**Work instructions:**
Below is a block of records; reproduce all of them exactly and leave out any pictures.
┌──
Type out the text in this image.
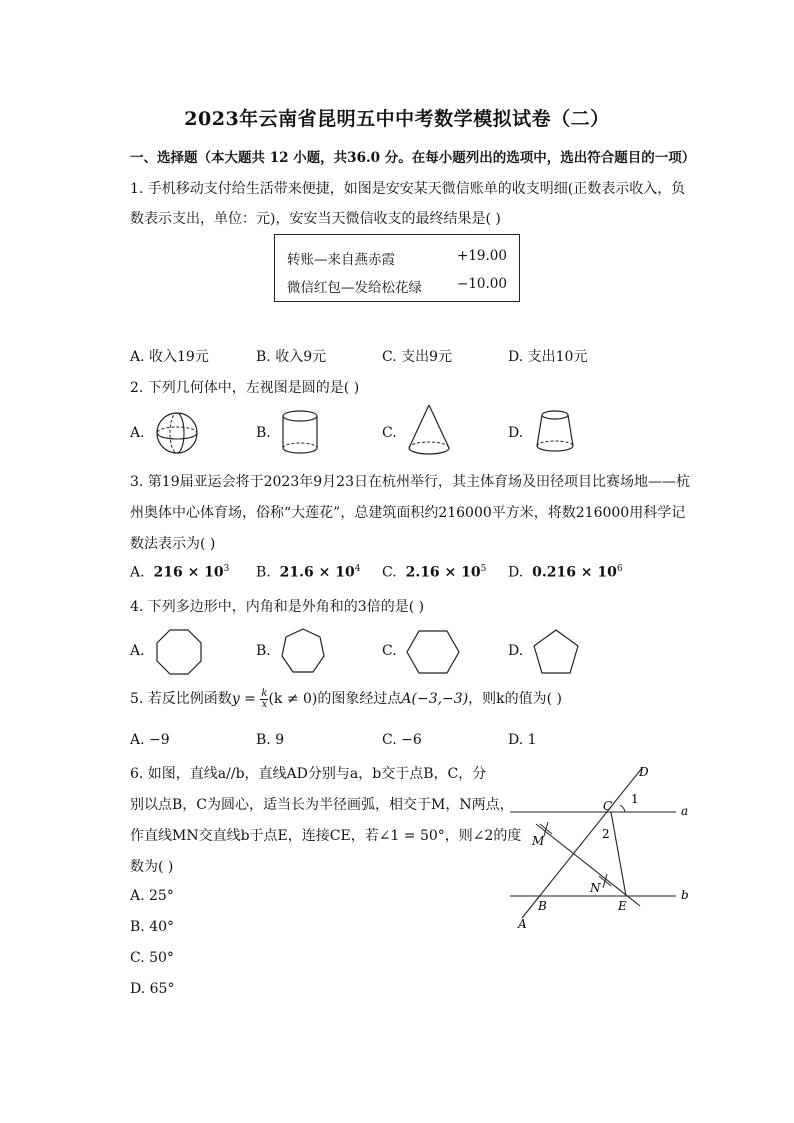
2023年云南省昆明五中中考数学模拟试卷（二）
一、选择题（本大题共 12 小题，共36.0 分。在每小题列出的选项中，选出符合题目的一项）
1. 手机移动支付给生活带来便捷，如图是安安某天微信账单的收支明细(正数表示收入，负
数表示支出，单位：元)，安安当天微信收支的最终结果是( )
转账—来自燕赤霞	+19.00
微信红包—发给松花绿	−10.00
A. 收入19元	B. 收入9元	C. 支出9元	D. 支出10元
2. 下列几何体中，左视图是圆的是( )
A.	B.	C.	D.
3. 第19届亚运会将于2023年9月23日在杭州举行，其主体育场及田径项目比赛场地——杭
州奥体中心体育场，俗称“大莲花”，总建筑面积约216000平方米，将数216000用科学记
数法表示为( )
A. $216 \times 10^3$ B. $21.6 \times 10^4$ C. $2.16 \times 10^5$ D. $0.216 \times 10^6$
4. 下列多边形中，内角和是外角和的3倍的是( )
A.	B.	C.	D.
5. 若反比例函数$y = \frac{k}{x} (k \ne 0)$的图象经过点A(−3,−3)，则k的值为( )
A. −9	B. 9	C. −6	D. 1
6. 如图，直线a//b，直线AD分别与a，b交于点B，C，分
别以点B，C为圆心，适当长为半径画弧，相交于M，N两点，
作直线MN交直线b于点E，连接CE，若∠1 = 50°，则∠2的度
数为( )
A. 25°
B. 40°
C. 50°
D. 65°
D
C 1
a
M	2
N
B	E
b
A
└──
**Expected answer:**
Type out the text in this image.
2023年云南省昆明五中中考数学模拟试卷（二）
一、选择题（本大题共 12 小题，共36.0 分。在每小题列出的选项中，选出符合题目的一项）
1. 手机移动支付给生活带来便捷，如图是安安某天微信账单的收支明细(正数表示收入，负
数表示支出，单位：元)，安安当天微信收支的最终结果是( )
转账—来自燕赤霞	+19.00
微信红包—发给松花绿	−10.00
A. 收入19元	B. 收入9元	C. 支出9元	D. 支出10元
2. 下列几何体中，左视图是圆的是( )
A.	B.	C.	D.
3. 第19届亚运会将于2023年9月23日在杭州举行，其主体育场及田径项目比赛场地——杭
州奥体中心体育场，俗称“大莲花”，总建筑面积约216000平方米，将数216000用科学记
数法表示为( )
A. $216 \times 10^3$ B. $21.6 \times 10^4$ C. $2.16 \times 10^5$ D. $0.216 \times 10^6$
4. 下列多边形中，内角和是外角和的3倍的是( )
A.	B.	C.	D.
5. 若反比例函数$y = \frac{k}{x} (k \ne 0)$的图象经过点A(−3,−3)，则k的值为( )
A. −9	B. 9	C. −6	D. 1
6. 如图，直线a//b，直线AD分别与a，b交于点B，C，分
别以点B，C为圆心，适当长为半径画弧，相交于M，N两点，
作直线MN交直线b于点E，连接CE，若∠1 = 50°，则∠2的度
数为( )
A. 25°
B. 40°
C. 50°
D. 65°
D
C 1
a
M	2
N
B	E
b
A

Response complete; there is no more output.